Required task: Produce an exact copy of all the records.

** start Material provided **

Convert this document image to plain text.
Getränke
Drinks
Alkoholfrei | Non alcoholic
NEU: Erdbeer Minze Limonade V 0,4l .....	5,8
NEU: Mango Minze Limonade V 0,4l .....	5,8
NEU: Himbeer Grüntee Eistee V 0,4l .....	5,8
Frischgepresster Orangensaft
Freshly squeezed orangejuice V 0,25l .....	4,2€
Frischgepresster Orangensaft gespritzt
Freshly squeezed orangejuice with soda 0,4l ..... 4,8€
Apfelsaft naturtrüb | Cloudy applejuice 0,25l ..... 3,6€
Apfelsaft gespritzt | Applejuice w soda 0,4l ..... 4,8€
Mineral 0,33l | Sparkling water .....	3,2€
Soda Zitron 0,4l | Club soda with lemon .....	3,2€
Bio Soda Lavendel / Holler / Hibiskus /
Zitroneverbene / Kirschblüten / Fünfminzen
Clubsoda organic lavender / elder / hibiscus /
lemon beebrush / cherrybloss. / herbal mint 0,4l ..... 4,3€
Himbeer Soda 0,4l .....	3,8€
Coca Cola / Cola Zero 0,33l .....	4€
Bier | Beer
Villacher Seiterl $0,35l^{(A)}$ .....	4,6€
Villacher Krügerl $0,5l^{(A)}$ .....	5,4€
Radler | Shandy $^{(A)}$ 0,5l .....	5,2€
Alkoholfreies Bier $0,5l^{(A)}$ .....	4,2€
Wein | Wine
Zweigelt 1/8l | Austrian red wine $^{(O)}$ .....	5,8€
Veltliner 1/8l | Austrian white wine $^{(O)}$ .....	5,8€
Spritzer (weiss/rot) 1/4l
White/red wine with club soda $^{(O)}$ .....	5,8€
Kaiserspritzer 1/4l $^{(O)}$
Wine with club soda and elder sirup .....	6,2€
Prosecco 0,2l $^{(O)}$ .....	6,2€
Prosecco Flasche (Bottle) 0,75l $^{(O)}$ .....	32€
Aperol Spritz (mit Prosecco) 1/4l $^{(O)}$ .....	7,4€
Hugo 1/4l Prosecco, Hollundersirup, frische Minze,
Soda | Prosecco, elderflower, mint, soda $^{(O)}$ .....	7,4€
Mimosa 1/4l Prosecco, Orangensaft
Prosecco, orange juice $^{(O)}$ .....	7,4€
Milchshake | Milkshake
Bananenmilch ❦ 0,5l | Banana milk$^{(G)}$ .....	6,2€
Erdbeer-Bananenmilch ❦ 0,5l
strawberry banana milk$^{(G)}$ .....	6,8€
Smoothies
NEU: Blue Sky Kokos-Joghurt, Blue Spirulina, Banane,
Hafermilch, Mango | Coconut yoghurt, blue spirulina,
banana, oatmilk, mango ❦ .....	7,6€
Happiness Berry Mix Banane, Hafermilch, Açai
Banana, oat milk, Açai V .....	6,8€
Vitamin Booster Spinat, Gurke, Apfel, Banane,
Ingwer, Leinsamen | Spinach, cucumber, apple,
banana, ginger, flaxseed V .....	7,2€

** end Material provided **

The reply:
Convert this document image to plain text.
Getränke
Drinks
Alkoholfrei | Non alcoholic
NEU: Erdbeer Minze Limonade V 0,4l .....	5,8
NEU: Mango Minze Limonade V 0,4l .....	5,8
NEU: Himbeer Grüntee Eistee V 0,4l .....	5,8
Frischgepresster Orangensaft
Freshly squeezed orangejuice V 0,25l .....	4,2€
Frischgepresster Orangensaft gespritzt
Freshly squeezed orangejuice with soda 0,4l ..... 4,8€
Apfelsaft naturtrüb | Cloudy applejuice 0,25l ..... 3,6€
Apfelsaft gespritzt | Applejuice w soda 0,4l ..... 4,8€
Mineral 0,33l | Sparkling water .....	3,2€
Soda Zitron 0,4l | Club soda with lemon .....	3,2€
Bio Soda Lavendel / Holler / Hibiskus /
Zitroneverbene / Kirschblüten / Fünfminzen
Clubsoda organic lavender / elder / hibiscus /
lemon beebrush / cherrybloss. / herbal mint 0,4l ..... 4,3€
Himbeer Soda 0,4l .....	3,8€
Coca Cola / Cola Zero 0,33l .....	4€
Bier | Beer
Villacher Seiterl $0,35l^{(A)}$ .....	4,6€
Villacher Krügerl $0,5l^{(A)}$ .....	5,4€
Radler | Shandy $^{(A)}$ 0,5l .....	5,2€
Alkoholfreies Bier $0,5l^{(A)}$ .....	4,2€
Wein | Wine
Zweigelt 1/8l | Austrian red wine $^{(O)}$ .....	5,8€
Veltliner 1/8l | Austrian white wine $^{(O)}$ .....	5,8€
Spritzer (weiss/rot) 1/4l
White/red wine with club soda $^{(O)}$ .....	5,8€
Kaiserspritzer 1/4l $^{(O)}$
Wine with club soda and elder sirup .....	6,2€
Prosecco 0,2l $^{(O)}$ .....	6,2€
Prosecco Flasche (Bottle) 0,75l $^{(O)}$ .....	32€
Aperol Spritz (mit Prosecco) 1/4l $^{(O)}$ .....	7,4€
Hugo 1/4l Prosecco, Hollundersirup, frische Minze,
Soda | Prosecco, elderflower, mint, soda $^{(O)}$ .....	7,4€
Mimosa 1/4l Prosecco, Orangensaft
Prosecco, orange juice $^{(O)}$ .....	7,4€
Milchshake | Milkshake
Bananenmilch ❦ 0,5l | Banana milk$^{(G)}$ .....	6,2€
Erdbeer-Bananenmilch ❦ 0,5l
strawberry banana milk$^{(G)}$ .....	6,8€
Smoothies
NEU: Blue Sky Kokos-Joghurt, Blue Spirulina, Banane,
Hafermilch, Mango | Coconut yoghurt, blue spirulina,
banana, oatmilk, mango ❦ .....	7,6€
Happiness Berry Mix Banane, Hafermilch, Açai
Banana, oat milk, Açai V .....	6,8€
Vitamin Booster Spinat, Gurke, Apfel, Banane,
Ingwer, Leinsamen | Spinach, cucumber, apple,
banana, ginger, flaxseed V .....	7,2€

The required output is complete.